START Provided records
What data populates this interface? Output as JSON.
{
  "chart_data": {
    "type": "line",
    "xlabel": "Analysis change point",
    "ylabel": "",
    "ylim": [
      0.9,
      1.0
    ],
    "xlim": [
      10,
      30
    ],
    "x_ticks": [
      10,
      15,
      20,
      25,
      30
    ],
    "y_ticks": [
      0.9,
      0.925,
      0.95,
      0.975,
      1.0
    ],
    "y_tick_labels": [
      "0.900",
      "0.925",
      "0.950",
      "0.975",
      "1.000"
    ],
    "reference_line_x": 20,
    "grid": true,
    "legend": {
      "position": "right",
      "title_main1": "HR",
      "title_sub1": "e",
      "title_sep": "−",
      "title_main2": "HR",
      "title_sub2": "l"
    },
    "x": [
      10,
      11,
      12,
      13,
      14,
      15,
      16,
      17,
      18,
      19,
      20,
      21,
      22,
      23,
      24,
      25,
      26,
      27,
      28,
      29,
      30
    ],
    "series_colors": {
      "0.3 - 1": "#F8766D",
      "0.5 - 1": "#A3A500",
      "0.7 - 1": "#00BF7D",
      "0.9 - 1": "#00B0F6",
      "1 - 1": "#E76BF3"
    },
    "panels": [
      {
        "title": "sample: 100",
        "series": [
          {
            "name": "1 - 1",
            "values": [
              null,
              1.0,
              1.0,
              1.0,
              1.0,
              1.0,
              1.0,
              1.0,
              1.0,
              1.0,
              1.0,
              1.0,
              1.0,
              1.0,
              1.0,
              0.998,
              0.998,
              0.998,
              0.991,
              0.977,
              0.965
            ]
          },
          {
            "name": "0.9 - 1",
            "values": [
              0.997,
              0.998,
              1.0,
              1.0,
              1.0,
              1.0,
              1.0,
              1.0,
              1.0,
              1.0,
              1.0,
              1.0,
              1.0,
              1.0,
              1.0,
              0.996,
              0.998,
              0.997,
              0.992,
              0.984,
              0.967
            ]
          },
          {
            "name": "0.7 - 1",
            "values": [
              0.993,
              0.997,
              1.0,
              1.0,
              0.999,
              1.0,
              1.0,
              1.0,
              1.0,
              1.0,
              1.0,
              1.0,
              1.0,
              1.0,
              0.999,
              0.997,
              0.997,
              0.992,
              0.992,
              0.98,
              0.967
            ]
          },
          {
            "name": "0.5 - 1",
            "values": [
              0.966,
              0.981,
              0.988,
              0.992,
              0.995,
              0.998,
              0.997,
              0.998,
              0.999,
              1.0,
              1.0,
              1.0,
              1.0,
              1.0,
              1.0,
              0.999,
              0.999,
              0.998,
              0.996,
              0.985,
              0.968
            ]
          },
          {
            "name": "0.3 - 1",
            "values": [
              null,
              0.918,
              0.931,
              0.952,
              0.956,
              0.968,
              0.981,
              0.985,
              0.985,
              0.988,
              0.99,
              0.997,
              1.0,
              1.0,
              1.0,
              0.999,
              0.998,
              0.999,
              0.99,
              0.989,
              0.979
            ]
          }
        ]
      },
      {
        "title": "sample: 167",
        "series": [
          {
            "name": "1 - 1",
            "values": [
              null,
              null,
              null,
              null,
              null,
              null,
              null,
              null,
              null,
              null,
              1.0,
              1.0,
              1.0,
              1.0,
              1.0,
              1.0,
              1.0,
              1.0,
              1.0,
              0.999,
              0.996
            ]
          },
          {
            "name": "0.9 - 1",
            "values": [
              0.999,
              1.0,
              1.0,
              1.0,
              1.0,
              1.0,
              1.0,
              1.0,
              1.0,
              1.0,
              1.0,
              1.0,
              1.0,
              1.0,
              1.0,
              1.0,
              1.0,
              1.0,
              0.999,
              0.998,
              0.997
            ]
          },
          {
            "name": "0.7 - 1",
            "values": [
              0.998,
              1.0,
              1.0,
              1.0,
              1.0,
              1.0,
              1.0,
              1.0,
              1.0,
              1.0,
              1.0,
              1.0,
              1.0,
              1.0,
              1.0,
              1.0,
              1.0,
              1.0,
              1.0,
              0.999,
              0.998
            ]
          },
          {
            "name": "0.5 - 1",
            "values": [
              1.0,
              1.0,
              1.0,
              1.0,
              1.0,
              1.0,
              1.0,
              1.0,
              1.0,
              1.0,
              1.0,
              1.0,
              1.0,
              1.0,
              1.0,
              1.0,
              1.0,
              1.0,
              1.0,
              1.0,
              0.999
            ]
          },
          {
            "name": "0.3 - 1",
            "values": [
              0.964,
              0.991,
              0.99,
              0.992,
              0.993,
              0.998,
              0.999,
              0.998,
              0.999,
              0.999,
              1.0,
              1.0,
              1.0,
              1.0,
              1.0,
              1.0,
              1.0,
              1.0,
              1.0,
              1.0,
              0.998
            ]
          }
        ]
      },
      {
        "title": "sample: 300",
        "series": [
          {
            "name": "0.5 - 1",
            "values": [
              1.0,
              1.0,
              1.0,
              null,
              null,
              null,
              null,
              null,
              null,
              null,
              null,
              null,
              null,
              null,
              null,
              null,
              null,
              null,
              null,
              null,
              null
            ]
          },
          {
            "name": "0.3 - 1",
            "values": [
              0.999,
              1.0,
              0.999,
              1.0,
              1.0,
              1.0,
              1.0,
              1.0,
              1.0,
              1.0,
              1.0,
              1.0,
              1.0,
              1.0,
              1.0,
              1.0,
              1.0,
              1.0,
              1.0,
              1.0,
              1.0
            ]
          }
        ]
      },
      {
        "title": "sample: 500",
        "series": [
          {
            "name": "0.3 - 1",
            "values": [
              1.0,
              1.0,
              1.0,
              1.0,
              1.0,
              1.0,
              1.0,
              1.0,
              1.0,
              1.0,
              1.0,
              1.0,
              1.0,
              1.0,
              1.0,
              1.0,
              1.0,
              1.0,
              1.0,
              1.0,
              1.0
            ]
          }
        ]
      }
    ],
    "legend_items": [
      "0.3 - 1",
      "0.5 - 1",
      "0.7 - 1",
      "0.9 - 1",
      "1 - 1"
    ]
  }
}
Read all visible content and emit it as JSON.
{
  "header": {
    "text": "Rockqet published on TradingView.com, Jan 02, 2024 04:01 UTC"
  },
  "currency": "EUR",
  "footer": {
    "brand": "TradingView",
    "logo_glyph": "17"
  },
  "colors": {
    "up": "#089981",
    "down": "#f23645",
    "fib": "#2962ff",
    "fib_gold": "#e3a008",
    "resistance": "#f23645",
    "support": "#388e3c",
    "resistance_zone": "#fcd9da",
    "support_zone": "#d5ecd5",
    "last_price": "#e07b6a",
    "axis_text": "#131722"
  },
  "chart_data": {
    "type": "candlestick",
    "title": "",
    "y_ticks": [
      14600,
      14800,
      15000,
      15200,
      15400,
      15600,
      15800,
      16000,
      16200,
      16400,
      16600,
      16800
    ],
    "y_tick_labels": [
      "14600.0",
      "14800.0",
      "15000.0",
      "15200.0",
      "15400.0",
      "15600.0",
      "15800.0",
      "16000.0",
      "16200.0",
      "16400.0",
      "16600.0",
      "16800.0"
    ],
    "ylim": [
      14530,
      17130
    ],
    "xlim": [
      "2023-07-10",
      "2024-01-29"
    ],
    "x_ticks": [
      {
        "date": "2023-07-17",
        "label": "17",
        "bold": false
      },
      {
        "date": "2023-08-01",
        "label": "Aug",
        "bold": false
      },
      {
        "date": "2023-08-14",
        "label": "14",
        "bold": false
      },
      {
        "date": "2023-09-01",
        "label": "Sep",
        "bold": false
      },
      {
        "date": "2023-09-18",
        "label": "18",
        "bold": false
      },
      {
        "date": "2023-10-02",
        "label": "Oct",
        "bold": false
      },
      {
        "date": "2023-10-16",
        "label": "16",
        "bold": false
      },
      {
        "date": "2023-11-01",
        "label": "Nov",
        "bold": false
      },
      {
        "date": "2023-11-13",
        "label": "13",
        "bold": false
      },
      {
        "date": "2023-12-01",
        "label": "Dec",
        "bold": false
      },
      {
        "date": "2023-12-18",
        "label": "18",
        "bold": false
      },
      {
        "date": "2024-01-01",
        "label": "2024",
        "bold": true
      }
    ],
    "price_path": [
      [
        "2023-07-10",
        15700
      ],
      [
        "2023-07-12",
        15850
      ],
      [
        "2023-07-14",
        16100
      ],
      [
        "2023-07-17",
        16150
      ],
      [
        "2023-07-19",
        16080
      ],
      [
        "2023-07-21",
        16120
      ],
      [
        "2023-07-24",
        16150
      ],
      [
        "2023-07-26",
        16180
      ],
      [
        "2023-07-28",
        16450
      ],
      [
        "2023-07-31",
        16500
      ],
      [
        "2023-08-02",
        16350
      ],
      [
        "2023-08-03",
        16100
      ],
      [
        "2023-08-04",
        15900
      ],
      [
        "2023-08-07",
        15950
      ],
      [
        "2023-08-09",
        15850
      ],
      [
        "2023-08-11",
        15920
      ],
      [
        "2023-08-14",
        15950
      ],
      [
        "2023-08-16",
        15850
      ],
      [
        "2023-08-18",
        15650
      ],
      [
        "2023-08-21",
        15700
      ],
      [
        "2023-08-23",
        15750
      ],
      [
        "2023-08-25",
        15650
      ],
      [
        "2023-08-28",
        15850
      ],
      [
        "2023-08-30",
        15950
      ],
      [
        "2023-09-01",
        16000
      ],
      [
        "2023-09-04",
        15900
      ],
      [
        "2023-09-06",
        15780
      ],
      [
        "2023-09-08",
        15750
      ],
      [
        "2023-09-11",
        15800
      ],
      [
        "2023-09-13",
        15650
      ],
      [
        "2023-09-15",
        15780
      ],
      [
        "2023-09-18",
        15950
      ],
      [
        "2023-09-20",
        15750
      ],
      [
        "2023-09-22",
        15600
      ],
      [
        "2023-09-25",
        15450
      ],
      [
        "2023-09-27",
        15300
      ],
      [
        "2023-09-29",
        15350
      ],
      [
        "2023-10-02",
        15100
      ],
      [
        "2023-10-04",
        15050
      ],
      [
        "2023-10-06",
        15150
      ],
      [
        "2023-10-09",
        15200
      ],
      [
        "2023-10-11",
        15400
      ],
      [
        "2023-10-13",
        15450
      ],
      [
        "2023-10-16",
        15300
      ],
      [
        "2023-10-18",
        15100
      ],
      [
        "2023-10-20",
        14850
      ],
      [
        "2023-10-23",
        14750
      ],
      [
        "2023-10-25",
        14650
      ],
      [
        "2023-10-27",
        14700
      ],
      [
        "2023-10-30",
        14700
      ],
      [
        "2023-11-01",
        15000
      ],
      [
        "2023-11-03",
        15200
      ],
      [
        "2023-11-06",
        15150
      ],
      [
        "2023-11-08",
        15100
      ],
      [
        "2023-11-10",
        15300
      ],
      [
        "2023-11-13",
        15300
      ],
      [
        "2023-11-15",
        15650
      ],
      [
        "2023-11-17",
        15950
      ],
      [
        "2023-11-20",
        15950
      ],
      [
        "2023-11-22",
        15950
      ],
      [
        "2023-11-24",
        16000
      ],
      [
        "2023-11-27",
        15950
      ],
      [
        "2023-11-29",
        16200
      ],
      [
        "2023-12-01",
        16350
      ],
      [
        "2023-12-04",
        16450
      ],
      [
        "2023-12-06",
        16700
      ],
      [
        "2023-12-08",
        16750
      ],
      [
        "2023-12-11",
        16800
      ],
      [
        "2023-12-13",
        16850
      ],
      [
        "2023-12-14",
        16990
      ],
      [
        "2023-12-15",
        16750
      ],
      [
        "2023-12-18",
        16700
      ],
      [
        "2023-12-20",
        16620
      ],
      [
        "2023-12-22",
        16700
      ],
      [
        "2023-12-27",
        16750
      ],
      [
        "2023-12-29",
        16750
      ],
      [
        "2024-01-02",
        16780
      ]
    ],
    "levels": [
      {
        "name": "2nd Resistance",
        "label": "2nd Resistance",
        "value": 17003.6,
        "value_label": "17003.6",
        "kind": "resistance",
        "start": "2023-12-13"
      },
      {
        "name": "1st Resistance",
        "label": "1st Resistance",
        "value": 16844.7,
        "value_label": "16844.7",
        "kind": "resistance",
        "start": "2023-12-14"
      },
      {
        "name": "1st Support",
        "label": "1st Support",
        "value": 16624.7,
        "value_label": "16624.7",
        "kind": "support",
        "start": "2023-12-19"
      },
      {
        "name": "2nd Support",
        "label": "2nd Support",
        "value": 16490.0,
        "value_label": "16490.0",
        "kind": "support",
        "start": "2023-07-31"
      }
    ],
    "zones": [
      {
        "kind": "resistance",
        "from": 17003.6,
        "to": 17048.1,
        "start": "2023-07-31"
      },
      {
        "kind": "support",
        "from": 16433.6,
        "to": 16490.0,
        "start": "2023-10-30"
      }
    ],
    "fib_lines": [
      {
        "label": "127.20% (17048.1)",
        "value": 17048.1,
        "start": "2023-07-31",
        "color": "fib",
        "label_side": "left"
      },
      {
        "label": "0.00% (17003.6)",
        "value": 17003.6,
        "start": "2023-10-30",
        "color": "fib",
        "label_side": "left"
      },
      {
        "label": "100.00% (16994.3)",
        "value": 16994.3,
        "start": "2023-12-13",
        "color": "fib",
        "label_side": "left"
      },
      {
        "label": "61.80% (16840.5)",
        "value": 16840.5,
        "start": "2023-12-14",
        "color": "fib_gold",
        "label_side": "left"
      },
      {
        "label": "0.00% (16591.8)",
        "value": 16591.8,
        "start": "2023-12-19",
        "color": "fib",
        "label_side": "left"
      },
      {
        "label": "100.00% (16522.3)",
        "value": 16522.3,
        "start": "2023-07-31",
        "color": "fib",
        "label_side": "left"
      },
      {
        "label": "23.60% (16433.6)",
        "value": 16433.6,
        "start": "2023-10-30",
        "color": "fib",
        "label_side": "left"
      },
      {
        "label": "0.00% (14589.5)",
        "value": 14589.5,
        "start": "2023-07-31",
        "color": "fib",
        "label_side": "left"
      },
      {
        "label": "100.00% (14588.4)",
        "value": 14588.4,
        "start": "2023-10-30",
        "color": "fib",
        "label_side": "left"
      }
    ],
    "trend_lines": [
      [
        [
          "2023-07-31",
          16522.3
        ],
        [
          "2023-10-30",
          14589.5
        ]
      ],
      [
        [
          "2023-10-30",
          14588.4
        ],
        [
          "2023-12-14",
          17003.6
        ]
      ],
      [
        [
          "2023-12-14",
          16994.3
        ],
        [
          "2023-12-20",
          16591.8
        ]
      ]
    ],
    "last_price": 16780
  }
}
END Provided records
Requirement
Collect the lines that hold "date".

Solved exercise
        "date": "2023-07-17",
        "date": "2023-08-01",
        "date": "2023-08-14",
        "date": "2023-09-01",
        "date": "2023-09-18",
        "date": "2023-10-02",
        "date": "2023-10-16",
        "date": "2023-11-01",
        "date": "2023-11-13",
        "date": "2023-12-01",
        "date": "2023-12-18",
        "date": "2024-01-01",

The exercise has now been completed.